+++ Material to process +++

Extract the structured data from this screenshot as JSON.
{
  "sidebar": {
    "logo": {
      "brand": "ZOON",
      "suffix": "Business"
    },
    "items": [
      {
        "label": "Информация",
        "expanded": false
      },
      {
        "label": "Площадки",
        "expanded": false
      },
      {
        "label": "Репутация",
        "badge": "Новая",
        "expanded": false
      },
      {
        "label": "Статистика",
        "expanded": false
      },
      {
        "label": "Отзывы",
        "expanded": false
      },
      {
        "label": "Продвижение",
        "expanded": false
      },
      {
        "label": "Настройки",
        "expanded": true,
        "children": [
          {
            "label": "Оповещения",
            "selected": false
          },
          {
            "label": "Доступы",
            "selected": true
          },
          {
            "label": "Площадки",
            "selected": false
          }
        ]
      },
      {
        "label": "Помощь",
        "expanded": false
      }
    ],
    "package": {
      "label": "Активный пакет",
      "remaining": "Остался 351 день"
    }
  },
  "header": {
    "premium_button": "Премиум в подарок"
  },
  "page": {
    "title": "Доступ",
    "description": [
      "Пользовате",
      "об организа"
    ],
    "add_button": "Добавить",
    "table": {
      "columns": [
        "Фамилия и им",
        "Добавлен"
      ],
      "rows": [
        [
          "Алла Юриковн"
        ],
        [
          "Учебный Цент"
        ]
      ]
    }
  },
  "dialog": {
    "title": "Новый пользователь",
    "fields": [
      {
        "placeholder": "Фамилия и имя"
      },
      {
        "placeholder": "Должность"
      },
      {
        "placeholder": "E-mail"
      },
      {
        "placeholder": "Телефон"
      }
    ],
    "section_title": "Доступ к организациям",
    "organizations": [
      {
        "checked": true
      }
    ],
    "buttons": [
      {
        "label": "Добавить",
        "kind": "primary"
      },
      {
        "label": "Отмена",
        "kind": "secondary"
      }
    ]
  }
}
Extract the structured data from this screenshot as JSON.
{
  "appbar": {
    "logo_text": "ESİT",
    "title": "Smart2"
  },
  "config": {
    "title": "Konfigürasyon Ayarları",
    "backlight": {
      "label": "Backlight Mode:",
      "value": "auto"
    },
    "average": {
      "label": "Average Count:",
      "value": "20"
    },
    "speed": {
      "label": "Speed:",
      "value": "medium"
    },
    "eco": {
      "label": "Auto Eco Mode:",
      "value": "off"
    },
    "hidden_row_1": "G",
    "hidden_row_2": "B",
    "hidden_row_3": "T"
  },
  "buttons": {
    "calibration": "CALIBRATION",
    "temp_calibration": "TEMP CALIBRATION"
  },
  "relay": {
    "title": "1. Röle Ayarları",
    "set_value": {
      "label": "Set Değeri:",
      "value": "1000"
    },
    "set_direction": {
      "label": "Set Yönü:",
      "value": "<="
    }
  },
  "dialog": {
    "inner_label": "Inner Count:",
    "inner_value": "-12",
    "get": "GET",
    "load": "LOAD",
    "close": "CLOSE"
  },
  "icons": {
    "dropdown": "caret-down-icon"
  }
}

+++

Which lines hold the word "Mode"? Copy every one of them.

      "label": "Backlight Mode:",
      "label": "Auto Eco Mode:",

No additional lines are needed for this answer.